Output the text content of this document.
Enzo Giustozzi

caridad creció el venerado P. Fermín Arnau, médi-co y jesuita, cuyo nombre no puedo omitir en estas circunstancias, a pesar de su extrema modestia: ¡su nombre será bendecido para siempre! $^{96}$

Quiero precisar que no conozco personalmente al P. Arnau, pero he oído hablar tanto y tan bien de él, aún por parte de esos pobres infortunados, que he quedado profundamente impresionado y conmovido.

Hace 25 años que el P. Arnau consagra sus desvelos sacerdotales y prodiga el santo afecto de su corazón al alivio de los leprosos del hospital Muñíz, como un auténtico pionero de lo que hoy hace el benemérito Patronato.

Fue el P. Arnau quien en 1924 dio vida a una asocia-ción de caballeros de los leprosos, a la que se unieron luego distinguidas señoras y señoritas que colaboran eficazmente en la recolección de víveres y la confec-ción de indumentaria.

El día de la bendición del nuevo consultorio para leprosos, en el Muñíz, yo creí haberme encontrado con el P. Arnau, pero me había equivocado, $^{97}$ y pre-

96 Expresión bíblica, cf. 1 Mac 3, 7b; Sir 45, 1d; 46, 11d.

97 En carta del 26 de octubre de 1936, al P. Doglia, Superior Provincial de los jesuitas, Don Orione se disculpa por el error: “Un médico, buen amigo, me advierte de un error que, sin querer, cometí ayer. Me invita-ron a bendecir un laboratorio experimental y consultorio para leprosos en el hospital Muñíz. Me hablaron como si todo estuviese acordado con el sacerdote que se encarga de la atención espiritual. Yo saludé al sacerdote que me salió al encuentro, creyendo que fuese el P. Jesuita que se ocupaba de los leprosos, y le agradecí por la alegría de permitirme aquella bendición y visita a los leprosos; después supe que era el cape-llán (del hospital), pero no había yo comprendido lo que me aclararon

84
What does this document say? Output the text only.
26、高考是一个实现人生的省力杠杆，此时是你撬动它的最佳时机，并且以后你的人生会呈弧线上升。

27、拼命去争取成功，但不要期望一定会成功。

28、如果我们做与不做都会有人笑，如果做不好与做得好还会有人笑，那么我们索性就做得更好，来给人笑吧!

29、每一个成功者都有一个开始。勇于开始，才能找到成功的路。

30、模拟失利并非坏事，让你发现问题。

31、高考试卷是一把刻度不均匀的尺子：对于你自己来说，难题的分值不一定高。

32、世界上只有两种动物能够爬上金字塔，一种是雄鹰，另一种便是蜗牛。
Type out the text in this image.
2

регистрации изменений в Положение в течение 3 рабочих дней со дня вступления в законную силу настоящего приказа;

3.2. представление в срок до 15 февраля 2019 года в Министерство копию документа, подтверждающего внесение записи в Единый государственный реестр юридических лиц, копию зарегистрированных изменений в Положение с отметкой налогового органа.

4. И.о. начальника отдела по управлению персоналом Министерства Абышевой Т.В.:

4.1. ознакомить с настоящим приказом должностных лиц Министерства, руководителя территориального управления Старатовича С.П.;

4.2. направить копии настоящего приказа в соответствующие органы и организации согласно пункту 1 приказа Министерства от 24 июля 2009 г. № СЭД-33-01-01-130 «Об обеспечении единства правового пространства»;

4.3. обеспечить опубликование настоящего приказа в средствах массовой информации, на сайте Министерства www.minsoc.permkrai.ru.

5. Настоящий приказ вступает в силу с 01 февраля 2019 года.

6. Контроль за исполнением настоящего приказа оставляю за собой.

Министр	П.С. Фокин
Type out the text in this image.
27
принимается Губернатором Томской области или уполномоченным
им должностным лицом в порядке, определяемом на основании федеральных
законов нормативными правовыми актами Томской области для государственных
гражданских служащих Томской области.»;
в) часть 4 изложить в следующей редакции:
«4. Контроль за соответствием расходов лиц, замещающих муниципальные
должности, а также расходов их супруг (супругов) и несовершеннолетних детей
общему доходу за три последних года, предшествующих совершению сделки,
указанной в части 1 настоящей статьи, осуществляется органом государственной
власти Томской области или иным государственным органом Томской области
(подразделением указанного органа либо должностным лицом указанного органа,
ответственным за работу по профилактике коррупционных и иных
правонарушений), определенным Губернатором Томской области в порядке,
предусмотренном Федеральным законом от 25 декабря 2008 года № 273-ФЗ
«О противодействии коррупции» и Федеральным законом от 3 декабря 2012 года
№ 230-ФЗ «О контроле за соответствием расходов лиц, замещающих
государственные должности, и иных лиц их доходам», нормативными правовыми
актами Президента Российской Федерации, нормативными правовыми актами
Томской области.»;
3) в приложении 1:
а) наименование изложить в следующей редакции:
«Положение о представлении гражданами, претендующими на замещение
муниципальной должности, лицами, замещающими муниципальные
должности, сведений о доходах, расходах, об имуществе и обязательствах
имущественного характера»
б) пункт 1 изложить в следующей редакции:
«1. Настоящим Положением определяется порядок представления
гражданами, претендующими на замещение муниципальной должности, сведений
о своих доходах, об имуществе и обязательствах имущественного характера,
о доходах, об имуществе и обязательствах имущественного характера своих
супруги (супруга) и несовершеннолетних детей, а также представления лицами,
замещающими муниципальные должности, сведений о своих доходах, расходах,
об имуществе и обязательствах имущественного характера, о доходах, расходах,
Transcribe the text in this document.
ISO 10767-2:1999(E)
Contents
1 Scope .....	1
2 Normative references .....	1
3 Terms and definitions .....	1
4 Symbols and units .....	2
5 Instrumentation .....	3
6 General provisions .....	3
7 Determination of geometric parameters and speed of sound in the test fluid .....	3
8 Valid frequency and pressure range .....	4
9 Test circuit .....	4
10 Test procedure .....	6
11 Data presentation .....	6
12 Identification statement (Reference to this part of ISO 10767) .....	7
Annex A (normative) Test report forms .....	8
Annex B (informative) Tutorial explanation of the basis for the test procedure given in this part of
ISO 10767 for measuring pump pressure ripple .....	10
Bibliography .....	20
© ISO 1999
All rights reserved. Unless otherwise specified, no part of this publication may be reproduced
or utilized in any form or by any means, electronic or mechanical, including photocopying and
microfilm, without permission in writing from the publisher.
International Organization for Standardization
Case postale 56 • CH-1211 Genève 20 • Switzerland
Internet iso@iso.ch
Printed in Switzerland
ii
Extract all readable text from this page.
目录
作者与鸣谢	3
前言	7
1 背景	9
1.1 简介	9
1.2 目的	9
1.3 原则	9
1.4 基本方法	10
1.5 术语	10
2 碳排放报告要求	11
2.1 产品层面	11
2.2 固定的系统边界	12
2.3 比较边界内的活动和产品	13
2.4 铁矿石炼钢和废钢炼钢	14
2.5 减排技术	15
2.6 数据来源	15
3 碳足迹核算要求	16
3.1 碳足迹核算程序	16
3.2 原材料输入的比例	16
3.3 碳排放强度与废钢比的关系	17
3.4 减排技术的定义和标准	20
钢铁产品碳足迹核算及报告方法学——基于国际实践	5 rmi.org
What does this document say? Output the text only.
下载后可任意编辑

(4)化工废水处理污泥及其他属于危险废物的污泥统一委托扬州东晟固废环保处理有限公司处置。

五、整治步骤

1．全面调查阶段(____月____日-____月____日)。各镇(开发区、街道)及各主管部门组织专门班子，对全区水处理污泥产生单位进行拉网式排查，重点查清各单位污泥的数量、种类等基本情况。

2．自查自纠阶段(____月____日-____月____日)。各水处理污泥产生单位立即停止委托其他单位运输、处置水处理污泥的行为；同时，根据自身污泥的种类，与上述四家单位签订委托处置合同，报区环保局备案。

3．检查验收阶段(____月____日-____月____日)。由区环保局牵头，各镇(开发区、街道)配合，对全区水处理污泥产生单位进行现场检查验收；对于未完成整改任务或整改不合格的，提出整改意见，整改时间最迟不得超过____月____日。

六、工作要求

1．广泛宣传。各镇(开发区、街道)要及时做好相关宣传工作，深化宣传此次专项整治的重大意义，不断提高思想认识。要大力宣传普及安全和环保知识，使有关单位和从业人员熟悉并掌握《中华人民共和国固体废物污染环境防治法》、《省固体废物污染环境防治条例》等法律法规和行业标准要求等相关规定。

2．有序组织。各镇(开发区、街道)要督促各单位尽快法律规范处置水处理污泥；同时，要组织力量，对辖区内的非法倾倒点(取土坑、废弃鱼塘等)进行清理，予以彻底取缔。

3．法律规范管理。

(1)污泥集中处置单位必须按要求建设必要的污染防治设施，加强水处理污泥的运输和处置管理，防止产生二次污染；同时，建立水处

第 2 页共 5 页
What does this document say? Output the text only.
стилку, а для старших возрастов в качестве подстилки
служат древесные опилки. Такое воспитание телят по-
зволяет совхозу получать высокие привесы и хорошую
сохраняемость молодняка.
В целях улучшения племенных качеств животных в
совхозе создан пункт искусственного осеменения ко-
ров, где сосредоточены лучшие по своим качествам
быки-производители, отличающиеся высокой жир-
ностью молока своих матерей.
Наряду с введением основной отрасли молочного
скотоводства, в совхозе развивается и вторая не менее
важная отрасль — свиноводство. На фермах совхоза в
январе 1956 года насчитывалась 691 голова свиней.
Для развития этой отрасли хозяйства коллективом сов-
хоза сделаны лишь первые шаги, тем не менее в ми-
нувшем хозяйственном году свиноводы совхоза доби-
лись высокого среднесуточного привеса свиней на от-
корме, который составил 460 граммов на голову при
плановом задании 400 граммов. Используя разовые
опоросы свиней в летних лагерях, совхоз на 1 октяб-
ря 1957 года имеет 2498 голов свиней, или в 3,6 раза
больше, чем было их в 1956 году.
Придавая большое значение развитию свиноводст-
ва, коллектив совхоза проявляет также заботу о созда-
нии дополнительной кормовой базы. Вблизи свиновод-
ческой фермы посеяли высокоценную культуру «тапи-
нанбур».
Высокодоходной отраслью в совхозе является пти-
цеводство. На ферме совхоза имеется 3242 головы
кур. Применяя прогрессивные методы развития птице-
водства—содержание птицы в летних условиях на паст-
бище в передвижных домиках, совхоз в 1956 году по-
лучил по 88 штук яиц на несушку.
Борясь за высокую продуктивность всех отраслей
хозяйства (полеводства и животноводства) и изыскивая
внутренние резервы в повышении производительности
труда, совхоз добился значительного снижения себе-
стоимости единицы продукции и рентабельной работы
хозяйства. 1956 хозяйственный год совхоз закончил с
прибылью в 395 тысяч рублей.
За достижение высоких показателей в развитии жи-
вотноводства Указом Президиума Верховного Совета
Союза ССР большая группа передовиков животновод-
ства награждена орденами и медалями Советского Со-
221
★ ★ ★ ★ ★ ★ ★
_What to produce_
Which lines above contain "from"? Show each of them.

_Task response_
microfilm, without permission in writing from the publisher.
Extract all readable text from this page.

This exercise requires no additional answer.